%%

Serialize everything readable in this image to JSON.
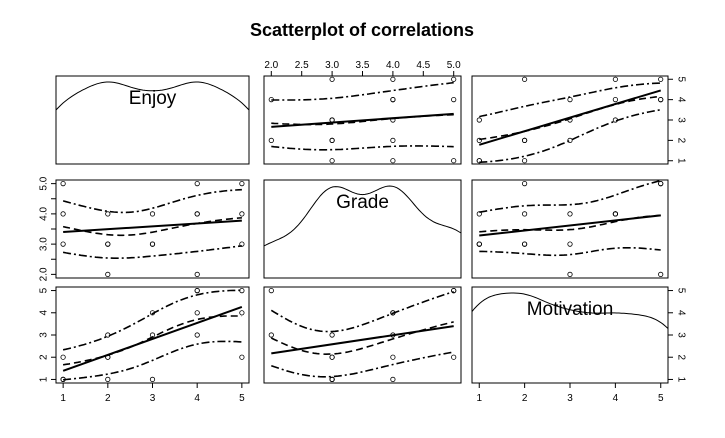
{
  "chart_data": {
    "type": "scatter-matrix",
    "title": "Scatterplot of correlations",
    "variables": [
      "Enjoy",
      "Grade",
      "Motivation"
    ],
    "ranges": {
      "Enjoy": [
        1,
        5
      ],
      "Grade": [
        2,
        5
      ],
      "Motivation": [
        1,
        5
      ]
    },
    "ticks": {
      "Enjoy": [
        "1",
        "2",
        "3",
        "4",
        "5"
      ],
      "Grade": [
        "2.0",
        "2.5",
        "3.0",
        "3.5",
        "4.0",
        "4.5",
        "5.0"
      ],
      "Motivation": [
        "1",
        "2",
        "3",
        "4",
        "5"
      ]
    },
    "observations": [
      {
        "Enjoy": 1,
        "Grade": 3,
        "Motivation": 1
      },
      {
        "Enjoy": 1,
        "Grade": 5,
        "Motivation": 2
      },
      {
        "Enjoy": 2,
        "Grade": 3,
        "Motivation": 2
      },
      {
        "Enjoy": 2,
        "Grade": 4,
        "Motivation": 2
      },
      {
        "Enjoy": 2,
        "Grade": 2,
        "Motivation": 3
      },
      {
        "Enjoy": 2,
        "Grade": 3,
        "Motivation": 1
      },
      {
        "Enjoy": 3,
        "Grade": 3,
        "Motivation": 3
      },
      {
        "Enjoy": 3,
        "Grade": 4,
        "Motivation": 4
      },
      {
        "Enjoy": 3,
        "Grade": 3,
        "Motivation": 1
      },
      {
        "Enjoy": 4,
        "Grade": 4,
        "Motivation": 4
      },
      {
        "Enjoy": 4,
        "Grade": 4,
        "Motivation": 3
      },
      {
        "Enjoy": 4,
        "Grade": 2,
        "Motivation": 5
      },
      {
        "Enjoy": 5,
        "Grade": 5,
        "Motivation": 5
      },
      {
        "Enjoy": 5,
        "Grade": 4,
        "Motivation": 4
      },
      {
        "Enjoy": 5,
        "Grade": 3,
        "Motivation": 2
      },
      {
        "Enjoy": 1,
        "Grade": 4,
        "Motivation": 1
      },
      {
        "Enjoy": 4,
        "Grade": 5,
        "Motivation": 5
      }
    ],
    "diagonal": "density curve with variable name",
    "off_diagonal": "scatter with linear fit (solid), smoother (dashed) and spread (dot-dash)",
    "grid": false
  }
}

%%

INSTRUCTIONS TO FOLLOW >> Quote the records above in full, dropping each picture.

THE REPLY >>
Serialize everything readable in this image to JSON.
{
  "chart_data": {
    "type": "scatter-matrix",
    "title": "Scatterplot of correlations",
    "variables": [
      "Enjoy",
      "Grade",
      "Motivation"
    ],
    "ranges": {
      "Enjoy": [
        1,
        5
      ],
      "Grade": [
        2,
        5
      ],
      "Motivation": [
        1,
        5
      ]
    },
    "ticks": {
      "Enjoy": [
        "1",
        "2",
        "3",
        "4",
        "5"
      ],
      "Grade": [
        "2.0",
        "2.5",
        "3.0",
        "3.5",
        "4.0",
        "4.5",
        "5.0"
      ],
      "Motivation": [
        "1",
        "2",
        "3",
        "4",
        "5"
      ]
    },
    "observations": [
      {
        "Enjoy": 1,
        "Grade": 3,
        "Motivation": 1
      },
      {
        "Enjoy": 1,
        "Grade": 5,
        "Motivation": 2
      },
      {
        "Enjoy": 2,
        "Grade": 3,
        "Motivation": 2
      },
      {
        "Enjoy": 2,
        "Grade": 4,
        "Motivation": 2
      },
      {
        "Enjoy": 2,
        "Grade": 2,
        "Motivation": 3
      },
      {
        "Enjoy": 2,
        "Grade": 3,
        "Motivation": 1
      },
      {
        "Enjoy": 3,
        "Grade": 3,
        "Motivation": 3
      },
      {
        "Enjoy": 3,
        "Grade": 4,
        "Motivation": 4
      },
      {
        "Enjoy": 3,
        "Grade": 3,
        "Motivation": 1
      },
      {
        "Enjoy": 4,
        "Grade": 4,
        "Motivation": 4
      },
      {
        "Enjoy": 4,
        "Grade": 4,
        "Motivation": 3
      },
      {
        "Enjoy": 4,
        "Grade": 2,
        "Motivation": 5
      },
      {
        "Enjoy": 5,
        "Grade": 5,
        "Motivation": 5
      },
      {
        "Enjoy": 5,
        "Grade": 4,
        "Motivation": 4
      },
      {
        "Enjoy": 5,
        "Grade": 3,
        "Motivation": 2
      },
      {
        "Enjoy": 1,
        "Grade": 4,
        "Motivation": 1
      },
      {
        "Enjoy": 4,
        "Grade": 5,
        "Motivation": 5
      }
    ],
    "diagonal": "density curve with variable name",
    "off_diagonal": "scatter with linear fit (solid), smoother (dashed) and spread (dot-dash)",
    "grid": false
  }
}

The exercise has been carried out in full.